Dataset rows:

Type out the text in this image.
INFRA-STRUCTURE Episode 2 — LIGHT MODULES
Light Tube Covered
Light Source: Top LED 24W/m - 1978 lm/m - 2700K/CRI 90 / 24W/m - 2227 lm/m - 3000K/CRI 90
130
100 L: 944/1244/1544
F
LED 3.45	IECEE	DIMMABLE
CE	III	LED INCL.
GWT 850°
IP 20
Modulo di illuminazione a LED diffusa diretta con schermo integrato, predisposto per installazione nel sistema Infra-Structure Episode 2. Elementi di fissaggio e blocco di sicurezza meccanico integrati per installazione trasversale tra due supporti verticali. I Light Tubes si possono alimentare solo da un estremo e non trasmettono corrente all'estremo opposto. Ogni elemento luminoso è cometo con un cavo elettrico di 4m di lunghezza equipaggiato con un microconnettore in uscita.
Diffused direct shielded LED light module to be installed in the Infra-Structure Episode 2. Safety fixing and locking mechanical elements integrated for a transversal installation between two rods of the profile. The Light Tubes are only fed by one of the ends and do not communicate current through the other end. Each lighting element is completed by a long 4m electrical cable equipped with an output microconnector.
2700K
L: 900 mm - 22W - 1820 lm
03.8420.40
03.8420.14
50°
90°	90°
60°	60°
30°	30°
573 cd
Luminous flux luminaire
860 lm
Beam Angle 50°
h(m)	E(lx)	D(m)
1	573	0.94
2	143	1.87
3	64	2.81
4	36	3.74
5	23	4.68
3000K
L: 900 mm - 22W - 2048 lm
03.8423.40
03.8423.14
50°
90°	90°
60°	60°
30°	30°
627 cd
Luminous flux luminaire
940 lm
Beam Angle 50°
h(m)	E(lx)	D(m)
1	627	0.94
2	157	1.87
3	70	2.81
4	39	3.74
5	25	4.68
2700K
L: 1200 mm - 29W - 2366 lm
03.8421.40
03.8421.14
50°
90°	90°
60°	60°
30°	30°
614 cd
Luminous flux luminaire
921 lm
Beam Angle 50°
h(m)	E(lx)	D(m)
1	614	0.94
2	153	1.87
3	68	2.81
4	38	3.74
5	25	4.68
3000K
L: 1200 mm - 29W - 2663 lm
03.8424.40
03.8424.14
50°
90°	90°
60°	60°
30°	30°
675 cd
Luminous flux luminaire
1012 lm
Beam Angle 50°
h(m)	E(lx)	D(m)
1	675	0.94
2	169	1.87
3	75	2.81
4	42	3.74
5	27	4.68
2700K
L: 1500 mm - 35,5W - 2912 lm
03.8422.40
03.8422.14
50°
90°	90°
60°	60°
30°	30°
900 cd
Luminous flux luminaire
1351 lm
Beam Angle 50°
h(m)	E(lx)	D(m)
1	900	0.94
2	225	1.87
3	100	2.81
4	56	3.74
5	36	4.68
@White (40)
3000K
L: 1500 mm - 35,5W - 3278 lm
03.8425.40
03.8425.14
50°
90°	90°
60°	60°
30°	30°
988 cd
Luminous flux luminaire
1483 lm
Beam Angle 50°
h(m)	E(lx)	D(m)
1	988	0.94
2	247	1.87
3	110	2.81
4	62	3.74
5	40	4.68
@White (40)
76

> **Given request**
Copy the records above exactly as they appear.

> **Output of the task**
Type out the text in this image.
INFRA-STRUCTURE Episode 2 — LIGHT MODULES
Light Tube Covered
Light Source: Top LED 24W/m - 1978 lm/m - 2700K/CRI 90 / 24W/m - 2227 lm/m - 3000K/CRI 90
130
100 L: 944/1244/1544
F
LED 3.45	IECEE	DIMMABLE
CE	III	LED INCL.
GWT 850°
IP 20
Modulo di illuminazione a LED diffusa diretta con schermo integrato, predisposto per installazione nel sistema Infra-Structure Episode 2. Elementi di fissaggio e blocco di sicurezza meccanico integrati per installazione trasversale tra due supporti verticali. I Light Tubes si possono alimentare solo da un estremo e non trasmettono corrente all'estremo opposto. Ogni elemento luminoso è cometo con un cavo elettrico di 4m di lunghezza equipaggiato con un microconnettore in uscita.
Diffused direct shielded LED light module to be installed in the Infra-Structure Episode 2. Safety fixing and locking mechanical elements integrated for a transversal installation between two rods of the profile. The Light Tubes are only fed by one of the ends and do not communicate current through the other end. Each lighting element is completed by a long 4m electrical cable equipped with an output microconnector.
2700K
L: 900 mm - 22W - 1820 lm
03.8420.40
03.8420.14
50°
90°	90°
60°	60°
30°	30°
573 cd
Luminous flux luminaire
860 lm
Beam Angle 50°
h(m)	E(lx)	D(m)
1	573	0.94
2	143	1.87
3	64	2.81
4	36	3.74
5	23	4.68
3000K
L: 900 mm - 22W - 2048 lm
03.8423.40
03.8423.14
50°
90°	90°
60°	60°
30°	30°
627 cd
Luminous flux luminaire
940 lm
Beam Angle 50°
h(m)	E(lx)	D(m)
1	627	0.94
2	157	1.87
3	70	2.81
4	39	3.74
5	25	4.68
2700K
L: 1200 mm - 29W - 2366 lm
03.8421.40
03.8421.14
50°
90°	90°
60°	60°
30°	30°
614 cd
Luminous flux luminaire
921 lm
Beam Angle 50°
h(m)	E(lx)	D(m)
1	614	0.94
2	153	1.87
3	68	2.81
4	38	3.74
5	25	4.68
3000K
L: 1200 mm - 29W - 2663 lm
03.8424.40
03.8424.14
50°
90°	90°
60°	60°
30°	30°
675 cd
Luminous flux luminaire
1012 lm
Beam Angle 50°
h(m)	E(lx)	D(m)
1	675	0.94
2	169	1.87
3	75	2.81
4	42	3.74
5	27	4.68
2700K
L: 1500 mm - 35,5W - 2912 lm
03.8422.40
03.8422.14
50°
90°	90°
60°	60°
30°	30°
900 cd
Luminous flux luminaire
1351 lm
Beam Angle 50°
h(m)	E(lx)	D(m)
1	900	0.94
2	225	1.87
3	100	2.81
4	56	3.74
5	36	4.68
@White (40)
3000K
L: 1500 mm - 35,5W - 3278 lm
03.8425.40
03.8425.14
50°
90°	90°
60°	60°
30°	30°
988 cd
Luminous flux luminaire
1483 lm
Beam Angle 50°
h(m)	E(lx)	D(m)
1	988	0.94
2	247	1.87
3	110	2.81
4	62	3.74
5	40	4.68
@White (40)
76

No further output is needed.